::: PASSAGE GIVEN
It's a shame that after IBM aquired ILOG (which owns CPLEX), most of the ppl left for Gurobi.


> IMHO what made hard problems difficult to solve is actually the 'intneral structure' of the problems.

20 years ago I wrote a master’s thesis in computer vision. The stereo matching algorithm I developed could be expressed as a big integer linear program. But after pondering it for some time I realized it could also be expressed as a dynamic programming problem, with tiny integer linear programs as subproblems. Reduced the runtime by like a factor of 1000x, or more.


Not that uncommon.

I feel most of those big search problems could be solved much easier and quicker with some form of annealing/tree search/dynamic or greedy algorithms with results very close to the theoretical linear optimum

But of course those won't get you a thesis ;)


> with results very close to the theoretical linear optimum

In this case I could prove it was the globally optimal solution.

But this was only possible of course due to the internal structure of the problem: it was in effect a simpler problem hiding within a linear integer program. Standard solvers couldn’t find this structure, but it was possible to do by hand.


Reformulation is a good strategy for many hard problems.

It might also be possible to add problem-specific cuts/heurstics to the solver so that it can solve it fast.


Wow, this sounds interesting! Do you have a link to that thesis?


Unfortunately not. It’s on paper and in Swedish only.


What's the situation with CPLEX these days? Is IBM still investing any serious resources into it? Gurobi keeps getting massively better (either in performance or expressiveness) every release.


CPlex has shown no progression in the benchmarks in the past years, so it is safe to assume that the number of developers they have employed is either 0 or maybe 1.


As fare as I know it is jist a torso of its former glory. This is mostly the reason why we migrated to Gurobi.


Are you aware of any survey papers on some of the strategies used by (near) state of the art solvers?


Not the same person but maybe "Mixed-Integer Nonlinear Programming: A Survey of Algorithms and Applications" could be a good start? I haven't read it yet.

HiGHS is the best open source MILP solver at the moment, and MATLAB of all things has a pretty good explanation of how it works internally: https://nl.mathworks.com/help/optim/ug/mixed-integer-linear-...


I am an academic in the field. A good starting point would be Tobias Achterberg's PhD thesis:

"Constraint Integer Programming"

It details the implementation of SCIP, which is one of the leading open source solvers, and explains some of the most important tricks.

That said, there is a lot of literature out there; if you're interested in a particular aspect like e.g. presolving or cutting planes, then feel free to ask me further questions. It is worth noting that the implementation specifics are hidden by the top commercial solvers, so these are difficult to find anywhere


thank you very much!

when i investigated the situation five years ago in https://dercuano.github.io/notes/linear-optimization-landsca..., scip was not open source, though zimpl was. looking at https://github.com/scipopt/scip?tab=License-1-ov-file#readme, it appears that scip has become open-source since then, which is very welcome news!

how does highs compare to scip?
::::::
::: EXTRACTED DATA
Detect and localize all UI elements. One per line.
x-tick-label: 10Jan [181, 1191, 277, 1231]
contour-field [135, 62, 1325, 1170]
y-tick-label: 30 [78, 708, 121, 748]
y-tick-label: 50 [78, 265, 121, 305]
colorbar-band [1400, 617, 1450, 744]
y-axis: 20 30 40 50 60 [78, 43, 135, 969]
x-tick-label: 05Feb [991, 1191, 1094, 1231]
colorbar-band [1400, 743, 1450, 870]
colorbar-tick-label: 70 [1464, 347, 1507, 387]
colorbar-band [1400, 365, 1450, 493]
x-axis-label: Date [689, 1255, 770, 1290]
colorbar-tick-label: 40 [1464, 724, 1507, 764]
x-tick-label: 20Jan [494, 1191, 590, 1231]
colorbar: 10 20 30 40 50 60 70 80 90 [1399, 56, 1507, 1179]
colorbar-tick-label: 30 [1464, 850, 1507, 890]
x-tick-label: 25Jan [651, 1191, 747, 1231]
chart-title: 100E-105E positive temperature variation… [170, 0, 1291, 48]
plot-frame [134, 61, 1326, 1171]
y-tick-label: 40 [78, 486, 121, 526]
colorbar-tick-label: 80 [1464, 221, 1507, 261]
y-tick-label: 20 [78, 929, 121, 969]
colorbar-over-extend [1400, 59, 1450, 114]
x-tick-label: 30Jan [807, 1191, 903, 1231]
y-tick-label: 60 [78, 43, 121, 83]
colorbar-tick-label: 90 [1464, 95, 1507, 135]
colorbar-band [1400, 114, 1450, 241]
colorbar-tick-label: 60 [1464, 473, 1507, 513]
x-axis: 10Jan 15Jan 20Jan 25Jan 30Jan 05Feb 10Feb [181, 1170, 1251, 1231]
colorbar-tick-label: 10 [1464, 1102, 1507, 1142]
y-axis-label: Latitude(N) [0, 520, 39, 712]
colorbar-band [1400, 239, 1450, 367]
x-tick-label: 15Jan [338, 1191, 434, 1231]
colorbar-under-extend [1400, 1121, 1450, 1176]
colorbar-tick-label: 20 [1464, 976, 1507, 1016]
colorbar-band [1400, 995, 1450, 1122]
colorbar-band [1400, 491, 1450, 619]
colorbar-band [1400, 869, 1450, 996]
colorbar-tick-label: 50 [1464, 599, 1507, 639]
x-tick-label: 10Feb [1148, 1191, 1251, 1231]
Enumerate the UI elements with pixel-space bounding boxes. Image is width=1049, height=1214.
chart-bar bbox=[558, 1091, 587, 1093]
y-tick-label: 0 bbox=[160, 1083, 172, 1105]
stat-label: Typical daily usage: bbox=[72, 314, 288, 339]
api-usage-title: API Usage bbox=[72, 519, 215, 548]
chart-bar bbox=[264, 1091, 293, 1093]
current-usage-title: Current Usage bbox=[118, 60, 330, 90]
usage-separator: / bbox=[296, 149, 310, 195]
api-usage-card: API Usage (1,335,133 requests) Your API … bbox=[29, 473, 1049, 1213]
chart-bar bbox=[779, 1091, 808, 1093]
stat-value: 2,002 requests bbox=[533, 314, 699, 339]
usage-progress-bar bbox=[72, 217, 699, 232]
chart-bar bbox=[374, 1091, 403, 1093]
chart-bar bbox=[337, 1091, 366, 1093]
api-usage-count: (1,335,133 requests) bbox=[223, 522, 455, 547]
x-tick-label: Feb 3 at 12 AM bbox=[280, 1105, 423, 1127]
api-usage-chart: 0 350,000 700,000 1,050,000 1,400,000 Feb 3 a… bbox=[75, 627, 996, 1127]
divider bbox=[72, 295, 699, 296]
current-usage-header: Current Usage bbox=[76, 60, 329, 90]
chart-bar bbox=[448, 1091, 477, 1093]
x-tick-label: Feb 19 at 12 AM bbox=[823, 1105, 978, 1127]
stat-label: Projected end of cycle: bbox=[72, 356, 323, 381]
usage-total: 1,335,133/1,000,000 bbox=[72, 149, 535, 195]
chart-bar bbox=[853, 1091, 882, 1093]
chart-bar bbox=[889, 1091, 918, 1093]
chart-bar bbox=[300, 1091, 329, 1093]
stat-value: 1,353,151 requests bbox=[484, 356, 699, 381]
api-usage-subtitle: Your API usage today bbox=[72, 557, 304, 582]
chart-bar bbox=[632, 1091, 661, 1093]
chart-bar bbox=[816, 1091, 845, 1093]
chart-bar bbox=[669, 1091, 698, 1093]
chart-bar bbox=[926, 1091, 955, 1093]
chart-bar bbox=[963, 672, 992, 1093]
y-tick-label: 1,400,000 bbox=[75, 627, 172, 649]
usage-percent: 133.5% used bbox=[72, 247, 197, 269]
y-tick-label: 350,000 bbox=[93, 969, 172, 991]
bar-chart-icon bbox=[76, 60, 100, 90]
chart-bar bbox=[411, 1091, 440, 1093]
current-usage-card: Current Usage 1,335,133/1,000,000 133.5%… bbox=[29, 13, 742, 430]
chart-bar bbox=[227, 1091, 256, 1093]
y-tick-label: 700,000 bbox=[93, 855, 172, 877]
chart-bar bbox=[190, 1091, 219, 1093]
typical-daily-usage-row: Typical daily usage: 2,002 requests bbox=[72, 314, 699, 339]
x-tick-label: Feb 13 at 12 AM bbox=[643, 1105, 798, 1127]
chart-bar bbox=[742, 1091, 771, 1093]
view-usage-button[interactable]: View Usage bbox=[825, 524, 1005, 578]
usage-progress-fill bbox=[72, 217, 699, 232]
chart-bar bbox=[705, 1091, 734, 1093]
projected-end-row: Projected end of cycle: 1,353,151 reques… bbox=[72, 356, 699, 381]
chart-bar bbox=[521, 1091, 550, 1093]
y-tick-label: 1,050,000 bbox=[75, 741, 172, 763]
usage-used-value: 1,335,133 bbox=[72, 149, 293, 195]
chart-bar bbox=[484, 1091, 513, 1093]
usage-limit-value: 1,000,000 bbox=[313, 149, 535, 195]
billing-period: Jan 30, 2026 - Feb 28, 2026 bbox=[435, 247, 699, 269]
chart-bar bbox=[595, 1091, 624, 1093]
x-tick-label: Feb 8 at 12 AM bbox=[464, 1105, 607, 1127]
::::::
WHAT TO WORK ON:
- 1) Render the sentence "Reformulation is a good strategy for many hard problems." from the thread on optimization solvers into French.
- 2) Supply the continuation of the thread on optimization solvers, beginning after its final line.

RESPONSES PER TASK:
- 1) La reformulation est une bonne stratégie pour de nombreux problèmes difficiles.

- 2)
I love how researchers state that a piece of code doing actual work is "slow", once it takes a few seconds to run and yet windows 11 often takes multiple seconds to show me the context menu, when i right click something.

We need more optimization in this industry.


> We need more optimization in this industry.

The Windows 11 context menu lag (and overall Windows bloat) is a product of Conway's law. Microsoft creates bloated software because it's a monopoly. So, "optimization" in this case would essentially be antitrust action.


Every other website is a mess of bloated and slow JavaScript code, both large and small sites alike.

I think the explanation isn't quite as simple as you make it seem.


I think the other piece going into it is that hardware keeps getting faster. I would imagine especially so the hardware of the average Windows developer. If something doesn't generally appear to be slow to those building it, they're unlikely to spend a lot of time optimizing.


I'm a fan of including benchmarks in CI pipelines. The Windows developers should have a historical record [1] of the performance degradation and be forced to look at it daily.

[1]: https://x.com/jmmv/status/1671670996921896960


To be fair, that machine is pretty high-spec for NT 3.51, given that the minimum requirements are 12 MB RAM and a 386 (which tops out at 40 MHz). It'd certainly be nice to see that kind of performance in newer Windows versions, though.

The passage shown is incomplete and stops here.